### Records to use ###

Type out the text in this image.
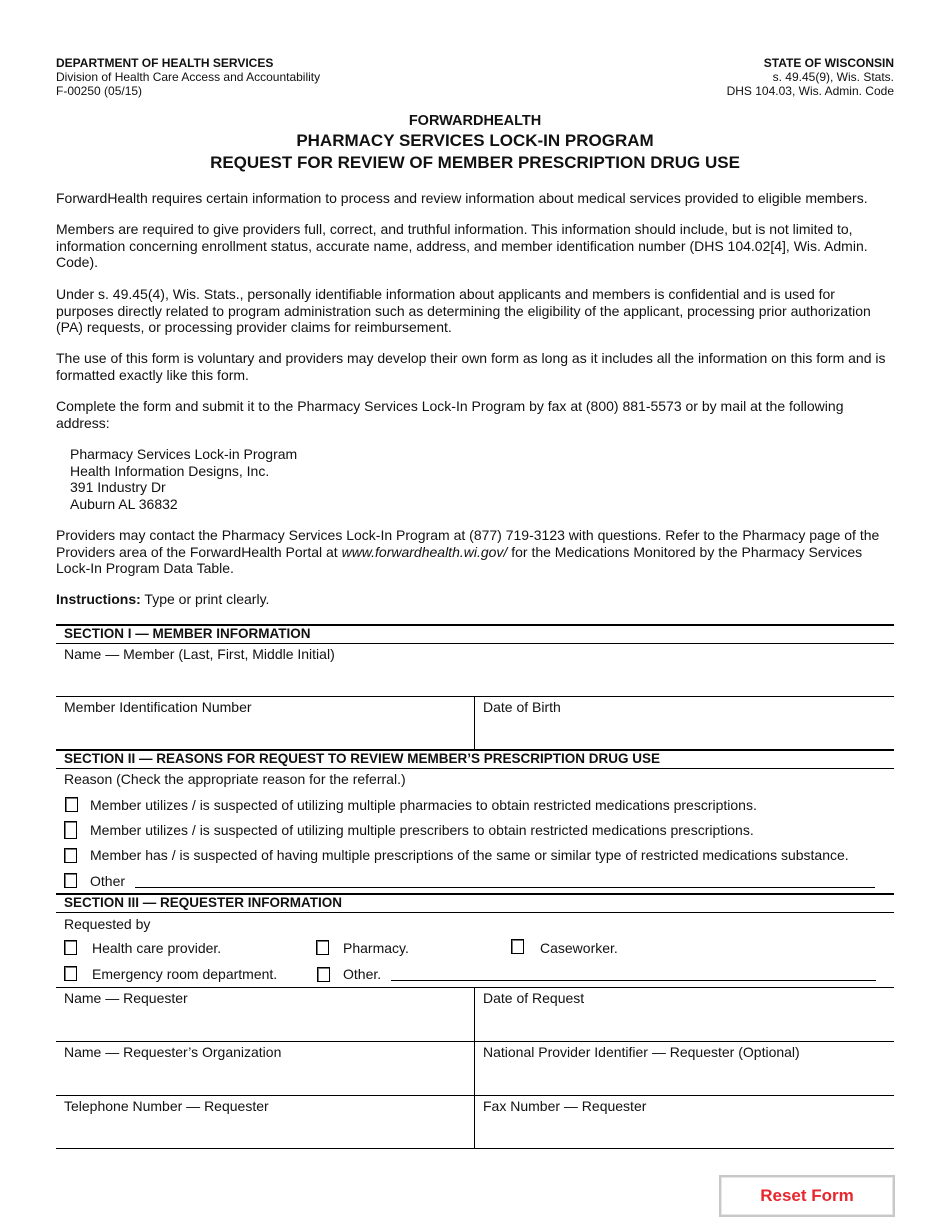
DEPARTMENT OF HEALTH SERVICES
Division of Health Care Access and Accountability
F-00250 (05/15)
STATE OF WISCONSIN
s. 49.45(9), Wis. Stats.
DHS 104.03, Wis. Admin. Code
FORWARDHEALTH
PHARMACY SERVICES LOCK-IN PROGRAM
REQUEST FOR REVIEW OF MEMBER PRESCRIPTION DRUG USE
ForwardHealth requires certain information to process and review information about medical services provided to eligible members.
Members are required to give providers full, correct, and truthful information. This information should include, but is not limited to, information concerning enrollment status, accurate name, address, and member identification number (DHS 104.02[4], Wis. Admin. Code).
Under s. 49.45(4), Wis. Stats., personally identifiable information about applicants and members is confidential and is used for purposes directly related to program administration such as determining the eligibility of the applicant, processing prior authorization (PA) requests, or processing provider claims for reimbursement.
The use of this form is voluntary and providers may develop their own form as long as it includes all the information on this form and is formatted exactly like this form.
Complete the form and submit it to the Pharmacy Services Lock-In Program by fax at (800) 881-5573 or by mail at the following address:
Pharmacy Services Lock-in Program
Health Information Designs, Inc.
391 Industry Dr
Auburn AL 36832
Providers may contact the Pharmacy Services Lock-In Program at (877) 719-3123 with questions. Refer to the Pharmacy page of the Providers area of the ForwardHealth Portal at www.forwardhealth.wi.gov/ for the Medications Monitored by the Pharmacy Services Lock-In Program Data Table.
Instructions: Type or print clearly.
SECTION I — MEMBER INFORMATION
Name — Member (Last, First, Middle Initial)
Member Identification Number	Date of Birth
SECTION II — REASONS FOR REQUEST TO REVIEW MEMBER’S PRESCRIPTION DRUG USE
Reason (Check the appropriate reason for the referral.)
Member utilizes / is suspected of utilizing multiple pharmacies to obtain restricted medications prescriptions.
Member utilizes / is suspected of utilizing multiple prescribers to obtain restricted medications prescriptions.
Member has / is suspected of having multiple prescriptions of the same or similar type of restricted medications substance.
Other
SECTION III — REQUESTER INFORMATION
Requested by
Health care provider.	Pharmacy.	Caseworker.
Emergency room department.	Other.
Name — Requester	Date of Request
Name — Requester’s Organization	National Provider Identifier — Requester (Optional)
Telephone Number — Requester	Fax Number — Requester
Reset Form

###

Reproduce each line of the records exactly, and omit every picture.

> The reply
Type out the text in this image.
DEPARTMENT OF HEALTH SERVICES
Division of Health Care Access and Accountability
F-00250 (05/15)
STATE OF WISCONSIN
s. 49.45(9), Wis. Stats.
DHS 104.03, Wis. Admin. Code
FORWARDHEALTH
PHARMACY SERVICES LOCK-IN PROGRAM
REQUEST FOR REVIEW OF MEMBER PRESCRIPTION DRUG USE
ForwardHealth requires certain information to process and review information about medical services provided to eligible members.
Members are required to give providers full, correct, and truthful information. This information should include, but is not limited to, information concerning enrollment status, accurate name, address, and member identification number (DHS 104.02[4], Wis. Admin. Code).
Under s. 49.45(4), Wis. Stats., personally identifiable information about applicants and members is confidential and is used for purposes directly related to program administration such as determining the eligibility of the applicant, processing prior authorization (PA) requests, or processing provider claims for reimbursement.
The use of this form is voluntary and providers may develop their own form as long as it includes all the information on this form and is formatted exactly like this form.
Complete the form and submit it to the Pharmacy Services Lock-In Program by fax at (800) 881-5573 or by mail at the following address:
Pharmacy Services Lock-in Program
Health Information Designs, Inc.
391 Industry Dr
Auburn AL 36832
Providers may contact the Pharmacy Services Lock-In Program at (877) 719-3123 with questions. Refer to the Pharmacy page of the Providers area of the ForwardHealth Portal at www.forwardhealth.wi.gov/ for the Medications Monitored by the Pharmacy Services Lock-In Program Data Table.
Instructions: Type or print clearly.
SECTION I — MEMBER INFORMATION
Name — Member (Last, First, Middle Initial)
Member Identification Number	Date of Birth
SECTION II — REASONS FOR REQUEST TO REVIEW MEMBER’S PRESCRIPTION DRUG USE
Reason (Check the appropriate reason for the referral.)
Member utilizes / is suspected of utilizing multiple pharmacies to obtain restricted medications prescriptions.
Member utilizes / is suspected of utilizing multiple prescribers to obtain restricted medications prescriptions.
Member has / is suspected of having multiple prescriptions of the same or similar type of restricted medications substance.
Other
SECTION III — REQUESTER INFORMATION
Requested by
Health care provider.	Pharmacy.	Caseworker.
Emergency room department.	Other.
Name — Requester	Date of Request
Name — Requester’s Organization	National Provider Identifier — Requester (Optional)
Telephone Number — Requester	Fax Number — Requester
Reset Form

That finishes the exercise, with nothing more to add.